▶ _GIVEN DATA_:
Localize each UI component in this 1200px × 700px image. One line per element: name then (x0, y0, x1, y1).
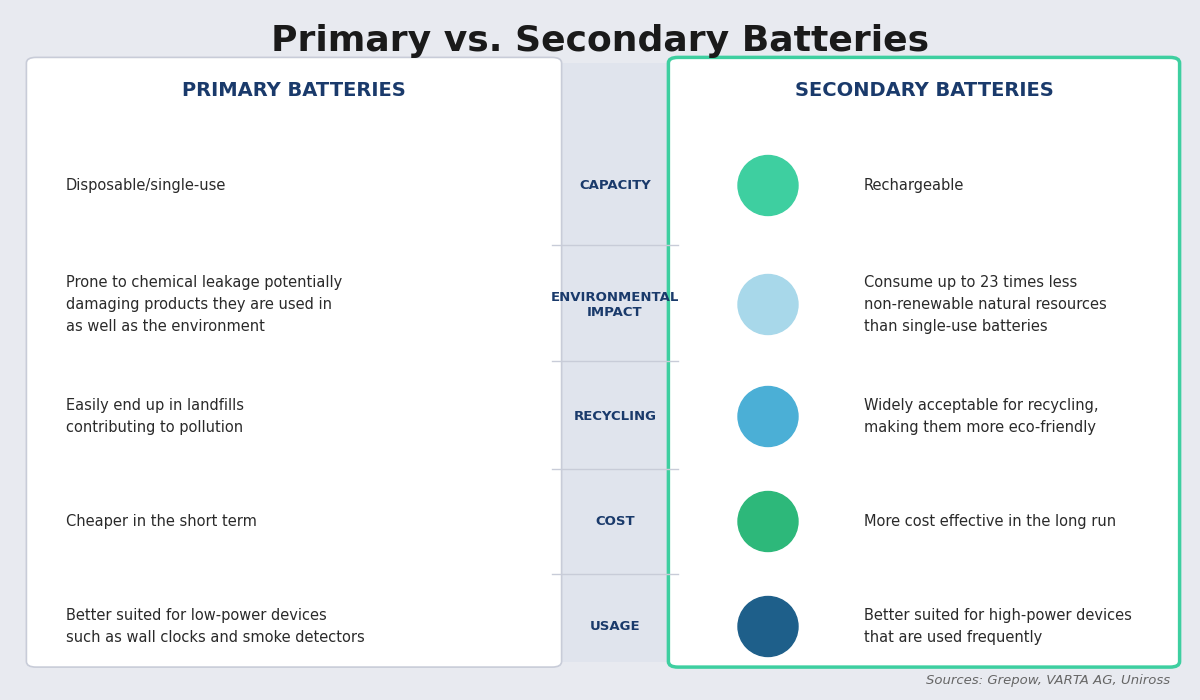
Text: USAGE: USAGE (589, 620, 641, 633)
Ellipse shape (738, 386, 798, 447)
Text: Rechargeable: Rechargeable (864, 178, 965, 193)
Text: Prone to chemical leakage potentially
damaging products they are used in
as well: Prone to chemical leakage potentially da… (66, 275, 342, 334)
Text: Primary vs. Secondary Batteries: Primary vs. Secondary Batteries (271, 25, 929, 59)
Ellipse shape (738, 155, 798, 216)
Text: ENVIRONMENTAL
IMPACT: ENVIRONMENTAL IMPACT (551, 290, 679, 318)
Ellipse shape (738, 596, 798, 657)
Text: Disposable/single-use: Disposable/single-use (66, 178, 227, 193)
Text: CAPACITY: CAPACITY (580, 179, 650, 192)
Ellipse shape (738, 274, 798, 335)
Text: COST: COST (595, 515, 635, 528)
FancyBboxPatch shape (26, 57, 562, 667)
Text: PRIMARY BATTERIES: PRIMARY BATTERIES (182, 80, 406, 99)
FancyBboxPatch shape (552, 63, 678, 662)
Text: Cheaper in the short term: Cheaper in the short term (66, 514, 257, 529)
Text: Sources: Grepow, VARTA AG, Uniross: Sources: Grepow, VARTA AG, Uniross (926, 674, 1170, 687)
Text: Easily end up in landfills
contributing to pollution: Easily end up in landfills contributing … (66, 398, 244, 435)
Text: More cost effective in the long run: More cost effective in the long run (864, 514, 1116, 529)
Text: RECYCLING: RECYCLING (574, 410, 656, 423)
Text: Widely acceptable for recycling,
making them more eco-friendly: Widely acceptable for recycling, making … (864, 398, 1098, 435)
Text: SECONDARY BATTERIES: SECONDARY BATTERIES (794, 80, 1054, 99)
Text: Better suited for low-power devices
such as wall clocks and smoke detectors: Better suited for low-power devices such… (66, 608, 365, 645)
FancyBboxPatch shape (668, 57, 1180, 667)
Ellipse shape (738, 491, 798, 552)
Text: Better suited for high-power devices
that are used frequently: Better suited for high-power devices tha… (864, 608, 1132, 645)
Text: Consume up to 23 times less
non-renewable natural resources
than single-use batt: Consume up to 23 times less non-renewabl… (864, 275, 1106, 334)
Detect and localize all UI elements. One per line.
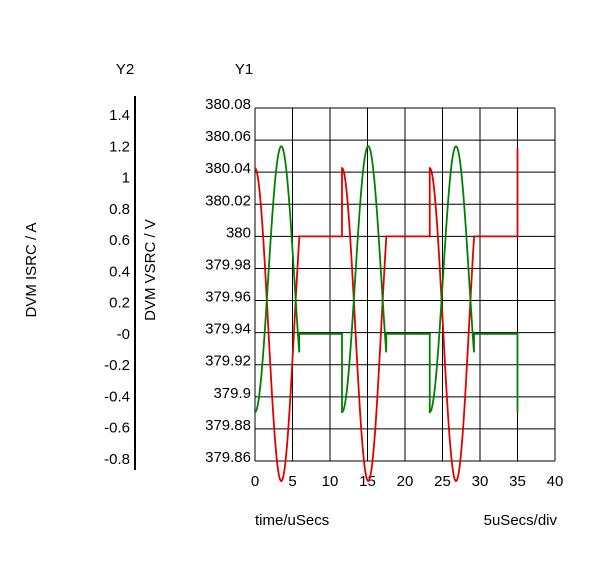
y2-tick-label-6: 0.2 [109, 295, 130, 312]
y2-tick-label-1: 1.2 [109, 138, 130, 155]
y2-tick-label-9: -0.4 [104, 388, 130, 405]
x-tick-label-2: 10 [322, 473, 339, 490]
x-axis-group: 0 5 10 15 20 25 30 35 40 [251, 473, 564, 490]
y2-tick-label-2: 1 [122, 170, 130, 187]
y2-tick-label-8: -0.2 [104, 357, 130, 374]
x-axis-label: time/uSecs [255, 512, 329, 529]
series-line-0 [254, 148, 519, 483]
y1-tick-label-8: 379.92 [205, 353, 251, 370]
y2-tick-label-11: -0.8 [104, 451, 130, 468]
y2-tick-label-3: 0.8 [109, 201, 130, 218]
y1-tick-label-9: 379.9 [213, 385, 251, 402]
y1-tick-label-4: 380 [226, 224, 251, 241]
y1-tick-label-5: 379.98 [205, 256, 251, 273]
y2-tick-label-0: 1.4 [109, 107, 130, 124]
y1-axis-group: 380.08 380.06 380.04 380.02 380 379.98 379.96 3… [205, 96, 251, 466]
y1-tick-label-6: 379.96 [205, 289, 251, 306]
y1-tick-label-3: 380.02 [205, 192, 251, 209]
y2-tick-label-10: -0.6 [104, 420, 130, 437]
x-tick-label-7: 35 [509, 473, 526, 490]
series-group [254, 145, 519, 483]
y2-tick-label-7: -0 [117, 326, 130, 343]
plot-grid [254, 107, 556, 462]
x-tick-label-5: 25 [434, 473, 451, 490]
x-tick-label-6: 30 [472, 473, 489, 490]
y2-tick-label-5: 0.4 [109, 263, 130, 280]
y1-tick-label-1: 380.06 [205, 128, 251, 145]
y2-axis-group: 1.4 1.2 1 0.8 0.6 0.4 0.2 -0 -0.2 -0.4 -0.6 -0.8 [104, 96, 136, 470]
y2-tick-label-4: 0.6 [109, 232, 130, 249]
y2-axis-header: Y2 [116, 61, 134, 78]
y1-tick-label-7: 379.94 [205, 321, 251, 338]
y2-axis-label: DVM ISRC / A [23, 222, 40, 317]
y1-tick-label-0: 380.08 [205, 96, 251, 113]
y1-tick-label-10: 379.88 [205, 417, 251, 434]
x-tick-label-0: 0 [251, 473, 259, 490]
x-tick-label-4: 20 [397, 473, 414, 490]
y1-tick-label-2: 380.04 [205, 160, 251, 177]
series-line-1 [254, 145, 519, 414]
x-tick-label-1: 5 [288, 473, 296, 490]
y1-axis-header: Y1 [235, 61, 253, 78]
x-tick-label-8: 40 [547, 473, 564, 490]
y1-tick-label-11: 379.86 [205, 449, 251, 466]
x-scale-note: 5uSecs/div [484, 512, 558, 529]
y1-axis-label: DVM VSRC / V [142, 219, 159, 321]
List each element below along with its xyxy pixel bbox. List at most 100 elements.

▶ _PROBLEM STATEMENT_: Reproduce the material above line for line without any changes, omitting the pictures from your answer.

▶ _RESPONSE TO THE EXERCISE_:
Localize each UI component in this 1200px × 700px image. One line per element: name then (x0, y0, x1, y1).
Text: USAGE: USAGE (589, 620, 641, 633)
Ellipse shape (738, 386, 798, 447)
Text: Rechargeable: Rechargeable (864, 178, 965, 193)
Text: Prone to chemical leakage potentially
damaging products they are used in
as well: Prone to chemical leakage potentially da… (66, 275, 342, 334)
Text: Primary vs. Secondary Batteries: Primary vs. Secondary Batteries (271, 25, 929, 59)
Ellipse shape (738, 155, 798, 216)
Text: ENVIRONMENTAL
IMPACT: ENVIRONMENTAL IMPACT (551, 290, 679, 318)
Ellipse shape (738, 596, 798, 657)
Text: Disposable/single-use: Disposable/single-use (66, 178, 227, 193)
Text: CAPACITY: CAPACITY (580, 179, 650, 192)
Ellipse shape (738, 274, 798, 335)
Text: COST: COST (595, 515, 635, 528)
FancyBboxPatch shape (26, 57, 562, 667)
Text: PRIMARY BATTERIES: PRIMARY BATTERIES (182, 80, 406, 99)
FancyBboxPatch shape (552, 63, 678, 662)
Text: Cheaper in the short term: Cheaper in the short term (66, 514, 257, 529)
Text: Sources: Grepow, VARTA AG, Uniross: Sources: Grepow, VARTA AG, Uniross (926, 674, 1170, 687)
Text: Easily end up in landfills
contributing to pollution: Easily end up in landfills contributing … (66, 398, 244, 435)
Text: More cost effective in the long run: More cost effective in the long run (864, 514, 1116, 529)
Text: RECYCLING: RECYCLING (574, 410, 656, 423)
Text: Widely acceptable for recycling,
making them more eco-friendly: Widely acceptable for recycling, making … (864, 398, 1098, 435)
Text: SECONDARY BATTERIES: SECONDARY BATTERIES (794, 80, 1054, 99)
Text: Better suited for low-power devices
such as wall clocks and smoke detectors: Better suited for low-power devices such… (66, 608, 365, 645)
FancyBboxPatch shape (668, 57, 1180, 667)
Ellipse shape (738, 491, 798, 552)
Text: Better suited for high-power devices
that are used frequently: Better suited for high-power devices tha… (864, 608, 1132, 645)
Text: Consume up to 23 times less
non-renewable natural resources
than single-use batt: Consume up to 23 times less non-renewabl… (864, 275, 1106, 334)
Detect and localize all UI elements. One per line.
y2-tick-label-6: 0.2 [109, 295, 130, 312]
y2-tick-label-1: 1.2 [109, 138, 130, 155]
y2-tick-label-9: -0.4 [104, 388, 130, 405]
x-tick-label-2: 10 [322, 473, 339, 490]
x-axis-group: 0 5 10 15 20 25 30 35 40 [251, 473, 564, 490]
y2-tick-label-2: 1 [122, 170, 130, 187]
y2-tick-label-8: -0.2 [104, 357, 130, 374]
x-axis-label: time/uSecs [255, 512, 329, 529]
series-line-0 [254, 148, 519, 483]
y1-tick-label-8: 379.92 [205, 353, 251, 370]
y2-tick-label-11: -0.8 [104, 451, 130, 468]
y2-tick-label-3: 0.8 [109, 201, 130, 218]
y1-tick-label-9: 379.9 [213, 385, 251, 402]
y1-tick-label-4: 380 [226, 224, 251, 241]
y1-tick-label-5: 379.98 [205, 256, 251, 273]
y2-tick-label-0: 1.4 [109, 107, 130, 124]
y1-axis-group: 380.08 380.06 380.04 380.02 380 379.98 379.96 3… [205, 96, 251, 466]
y1-tick-label-6: 379.96 [205, 289, 251, 306]
y1-tick-label-3: 380.02 [205, 192, 251, 209]
y2-tick-label-10: -0.6 [104, 420, 130, 437]
x-tick-label-7: 35 [509, 473, 526, 490]
series-group [254, 145, 519, 483]
y2-tick-label-7: -0 [117, 326, 130, 343]
plot-grid [254, 107, 556, 462]
x-tick-label-5: 25 [434, 473, 451, 490]
x-tick-label-6: 30 [472, 473, 489, 490]
y2-tick-label-5: 0.4 [109, 263, 130, 280]
y1-tick-label-1: 380.06 [205, 128, 251, 145]
y2-axis-group: 1.4 1.2 1 0.8 0.6 0.4 0.2 -0 -0.2 -0.4 -0.6 -0.8 [104, 96, 136, 470]
y2-tick-label-4: 0.6 [109, 232, 130, 249]
y2-axis-header: Y2 [116, 61, 134, 78]
y1-tick-label-7: 379.94 [205, 321, 251, 338]
y2-axis-label: DVM ISRC / A [23, 222, 40, 317]
y1-tick-label-0: 380.08 [205, 96, 251, 113]
y1-tick-label-10: 379.88 [205, 417, 251, 434]
x-tick-label-0: 0 [251, 473, 259, 490]
x-tick-label-4: 20 [397, 473, 414, 490]
y1-tick-label-2: 380.04 [205, 160, 251, 177]
series-line-1 [254, 145, 519, 414]
x-tick-label-1: 5 [288, 473, 296, 490]
y1-axis-header: Y1 [235, 61, 253, 78]
x-tick-label-8: 40 [547, 473, 564, 490]
y1-tick-label-11: 379.86 [205, 449, 251, 466]
x-scale-note: 5uSecs/div [484, 512, 558, 529]
y1-axis-label: DVM VSRC / V [142, 219, 159, 321]
List each element below along with its xyxy pixel bbox. List at most 100 elements.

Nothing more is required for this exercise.